** Begin DATASET ROWS **

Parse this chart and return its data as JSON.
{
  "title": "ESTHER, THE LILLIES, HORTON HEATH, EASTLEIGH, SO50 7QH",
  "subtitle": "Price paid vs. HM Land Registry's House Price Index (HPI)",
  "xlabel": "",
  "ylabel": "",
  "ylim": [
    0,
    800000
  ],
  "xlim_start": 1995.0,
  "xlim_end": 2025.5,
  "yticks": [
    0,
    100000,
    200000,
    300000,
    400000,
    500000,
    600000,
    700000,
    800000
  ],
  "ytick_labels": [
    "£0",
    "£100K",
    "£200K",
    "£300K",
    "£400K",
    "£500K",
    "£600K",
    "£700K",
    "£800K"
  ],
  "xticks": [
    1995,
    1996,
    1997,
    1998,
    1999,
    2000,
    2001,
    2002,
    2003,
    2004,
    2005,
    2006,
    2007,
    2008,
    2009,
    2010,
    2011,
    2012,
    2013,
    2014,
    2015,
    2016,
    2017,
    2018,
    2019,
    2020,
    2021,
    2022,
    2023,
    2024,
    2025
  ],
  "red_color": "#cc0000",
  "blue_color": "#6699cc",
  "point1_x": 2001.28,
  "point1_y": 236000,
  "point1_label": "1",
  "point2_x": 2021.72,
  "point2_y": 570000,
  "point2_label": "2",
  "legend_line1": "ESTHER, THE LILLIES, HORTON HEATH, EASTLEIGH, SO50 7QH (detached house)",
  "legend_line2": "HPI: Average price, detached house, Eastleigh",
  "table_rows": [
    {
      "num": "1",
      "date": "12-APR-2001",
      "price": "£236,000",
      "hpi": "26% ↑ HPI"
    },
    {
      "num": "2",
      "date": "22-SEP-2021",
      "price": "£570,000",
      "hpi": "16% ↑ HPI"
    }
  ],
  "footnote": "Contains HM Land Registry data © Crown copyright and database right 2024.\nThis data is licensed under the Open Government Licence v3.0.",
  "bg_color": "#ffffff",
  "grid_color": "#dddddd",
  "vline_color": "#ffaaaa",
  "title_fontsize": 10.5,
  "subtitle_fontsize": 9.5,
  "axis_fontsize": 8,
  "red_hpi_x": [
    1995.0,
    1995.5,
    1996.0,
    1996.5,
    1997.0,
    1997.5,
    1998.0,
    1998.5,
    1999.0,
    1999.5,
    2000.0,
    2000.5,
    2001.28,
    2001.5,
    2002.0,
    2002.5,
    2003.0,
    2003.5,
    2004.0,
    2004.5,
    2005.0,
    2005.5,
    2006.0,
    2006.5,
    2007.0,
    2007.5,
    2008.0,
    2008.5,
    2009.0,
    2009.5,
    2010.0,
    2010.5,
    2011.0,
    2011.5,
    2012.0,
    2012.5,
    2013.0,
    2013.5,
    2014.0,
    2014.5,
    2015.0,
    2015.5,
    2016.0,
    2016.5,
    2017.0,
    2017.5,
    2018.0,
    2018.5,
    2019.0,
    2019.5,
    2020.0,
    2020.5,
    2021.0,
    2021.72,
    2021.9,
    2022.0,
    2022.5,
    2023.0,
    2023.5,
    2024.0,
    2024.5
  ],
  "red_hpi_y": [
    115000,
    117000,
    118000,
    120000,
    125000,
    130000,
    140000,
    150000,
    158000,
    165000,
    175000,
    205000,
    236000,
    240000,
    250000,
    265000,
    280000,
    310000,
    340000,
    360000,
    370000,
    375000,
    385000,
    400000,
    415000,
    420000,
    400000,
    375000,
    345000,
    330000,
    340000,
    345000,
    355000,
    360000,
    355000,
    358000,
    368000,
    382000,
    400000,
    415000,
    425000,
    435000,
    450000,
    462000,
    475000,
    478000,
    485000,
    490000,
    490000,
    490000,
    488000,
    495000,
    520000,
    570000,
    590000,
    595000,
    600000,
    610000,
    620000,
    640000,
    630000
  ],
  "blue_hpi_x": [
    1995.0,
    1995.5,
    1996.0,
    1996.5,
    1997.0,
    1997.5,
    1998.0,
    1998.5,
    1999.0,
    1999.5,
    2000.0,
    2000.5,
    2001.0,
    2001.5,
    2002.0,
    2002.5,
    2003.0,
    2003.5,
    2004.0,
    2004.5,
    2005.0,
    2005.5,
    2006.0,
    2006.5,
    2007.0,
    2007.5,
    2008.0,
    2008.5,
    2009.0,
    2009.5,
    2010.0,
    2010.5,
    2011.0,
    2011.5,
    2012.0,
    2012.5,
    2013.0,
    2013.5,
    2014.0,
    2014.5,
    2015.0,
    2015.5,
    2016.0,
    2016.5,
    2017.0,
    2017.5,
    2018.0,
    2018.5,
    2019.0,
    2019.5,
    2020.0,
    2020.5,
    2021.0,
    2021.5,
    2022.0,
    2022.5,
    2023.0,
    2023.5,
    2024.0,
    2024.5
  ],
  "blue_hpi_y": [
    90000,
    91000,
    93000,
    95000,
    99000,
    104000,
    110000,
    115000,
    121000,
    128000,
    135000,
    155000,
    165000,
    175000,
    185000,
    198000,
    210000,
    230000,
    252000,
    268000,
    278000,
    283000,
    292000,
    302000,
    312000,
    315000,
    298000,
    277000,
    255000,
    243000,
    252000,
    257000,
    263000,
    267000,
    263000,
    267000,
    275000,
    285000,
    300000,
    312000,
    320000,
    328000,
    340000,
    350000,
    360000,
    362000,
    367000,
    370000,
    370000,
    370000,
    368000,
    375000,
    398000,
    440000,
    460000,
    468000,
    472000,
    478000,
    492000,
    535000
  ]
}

** End DATASET ROWS **

*DIRECTION*
Copy out the material above in its entirety. Every detail must match.

*RESULT FOR THIS TASK*
Parse this chart and return its data as JSON.
{
  "title": "ESTHER, THE LILLIES, HORTON HEATH, EASTLEIGH, SO50 7QH",
  "subtitle": "Price paid vs. HM Land Registry's House Price Index (HPI)",
  "xlabel": "",
  "ylabel": "",
  "ylim": [
    0,
    800000
  ],
  "xlim_start": 1995.0,
  "xlim_end": 2025.5,
  "yticks": [
    0,
    100000,
    200000,
    300000,
    400000,
    500000,
    600000,
    700000,
    800000
  ],
  "ytick_labels": [
    "£0",
    "£100K",
    "£200K",
    "£300K",
    "£400K",
    "£500K",
    "£600K",
    "£700K",
    "£800K"
  ],
  "xticks": [
    1995,
    1996,
    1997,
    1998,
    1999,
    2000,
    2001,
    2002,
    2003,
    2004,
    2005,
    2006,
    2007,
    2008,
    2009,
    2010,
    2011,
    2012,
    2013,
    2014,
    2015,
    2016,
    2017,
    2018,
    2019,
    2020,
    2021,
    2022,
    2023,
    2024,
    2025
  ],
  "red_color": "#cc0000",
  "blue_color": "#6699cc",
  "point1_x": 2001.28,
  "point1_y": 236000,
  "point1_label": "1",
  "point2_x": 2021.72,
  "point2_y": 570000,
  "point2_label": "2",
  "legend_line1": "ESTHER, THE LILLIES, HORTON HEATH, EASTLEIGH, SO50 7QH (detached house)",
  "legend_line2": "HPI: Average price, detached house, Eastleigh",
  "table_rows": [
    {
      "num": "1",
      "date": "12-APR-2001",
      "price": "£236,000",
      "hpi": "26% ↑ HPI"
    },
    {
      "num": "2",
      "date": "22-SEP-2021",
      "price": "£570,000",
      "hpi": "16% ↑ HPI"
    }
  ],
  "footnote": "Contains HM Land Registry data © Crown copyright and database right 2024.\nThis data is licensed under the Open Government Licence v3.0.",
  "bg_color": "#ffffff",
  "grid_color": "#dddddd",
  "vline_color": "#ffaaaa",
  "title_fontsize": 10.5,
  "subtitle_fontsize": 9.5,
  "axis_fontsize": 8,
  "red_hpi_x": [
    1995.0,
    1995.5,
    1996.0,
    1996.5,
    1997.0,
    1997.5,
    1998.0,
    1998.5,
    1999.0,
    1999.5,
    2000.0,
    2000.5,
    2001.28,
    2001.5,
    2002.0,
    2002.5,
    2003.0,
    2003.5,
    2004.0,
    2004.5,
    2005.0,
    2005.5,
    2006.0,
    2006.5,
    2007.0,
    2007.5,
    2008.0,
    2008.5,
    2009.0,
    2009.5,
    2010.0,
    2010.5,
    2011.0,
    2011.5,
    2012.0,
    2012.5,
    2013.0,
    2013.5,
    2014.0,
    2014.5,
    2015.0,
    2015.5,
    2016.0,
    2016.5,
    2017.0,
    2017.5,
    2018.0,
    2018.5,
    2019.0,
    2019.5,
    2020.0,
    2020.5,
    2021.0,
    2021.72,
    2021.9,
    2022.0,
    2022.5,
    2023.0,
    2023.5,
    2024.0,
    2024.5
  ],
  "red_hpi_y": [
    115000,
    117000,
    118000,
    120000,
    125000,
    130000,
    140000,
    150000,
    158000,
    165000,
    175000,
    205000,
    236000,
    240000,
    250000,
    265000,
    280000,
    310000,
    340000,
    360000,
    370000,
    375000,
    385000,
    400000,
    415000,
    420000,
    400000,
    375000,
    345000,
    330000,
    340000,
    345000,
    355000,
    360000,
    355000,
    358000,
    368000,
    382000,
    400000,
    415000,
    425000,
    435000,
    450000,
    462000,
    475000,
    478000,
    485000,
    490000,
    490000,
    490000,
    488000,
    495000,
    520000,
    570000,
    590000,
    595000,
    600000,
    610000,
    620000,
    640000,
    630000
  ],
  "blue_hpi_x": [
    1995.0,
    1995.5,
    1996.0,
    1996.5,
    1997.0,
    1997.5,
    1998.0,
    1998.5,
    1999.0,
    1999.5,
    2000.0,
    2000.5,
    2001.0,
    2001.5,
    2002.0,
    2002.5,
    2003.0,
    2003.5,
    2004.0,
    2004.5,
    2005.0,
    2005.5,
    2006.0,
    2006.5,
    2007.0,
    2007.5,
    2008.0,
    2008.5,
    2009.0,
    2009.5,
    2010.0,
    2010.5,
    2011.0,
    2011.5,
    2012.0,
    2012.5,
    2013.0,
    2013.5,
    2014.0,
    2014.5,
    2015.0,
    2015.5,
    2016.0,
    2016.5,
    2017.0,
    2017.5,
    2018.0,
    2018.5,
    2019.0,
    2019.5,
    2020.0,
    2020.5,
    2021.0,
    2021.5,
    2022.0,
    2022.5,
    2023.0,
    2023.5,
    2024.0,
    2024.5
  ],
  "blue_hpi_y": [
    90000,
    91000,
    93000,
    95000,
    99000,
    104000,
    110000,
    115000,
    121000,
    128000,
    135000,
    155000,
    165000,
    175000,
    185000,
    198000,
    210000,
    230000,
    252000,
    268000,
    278000,
    283000,
    292000,
    302000,
    312000,
    315000,
    298000,
    277000,
    255000,
    243000,
    252000,
    257000,
    263000,
    267000,
    263000,
    267000,
    275000,
    285000,
    300000,
    312000,
    320000,
    328000,
    340000,
    350000,
    360000,
    362000,
    367000,
    370000,
    370000,
    370000,
    368000,
    375000,
    398000,
    440000,
    460000,
    468000,
    472000,
    478000,
    492000,
    535000
  ]
}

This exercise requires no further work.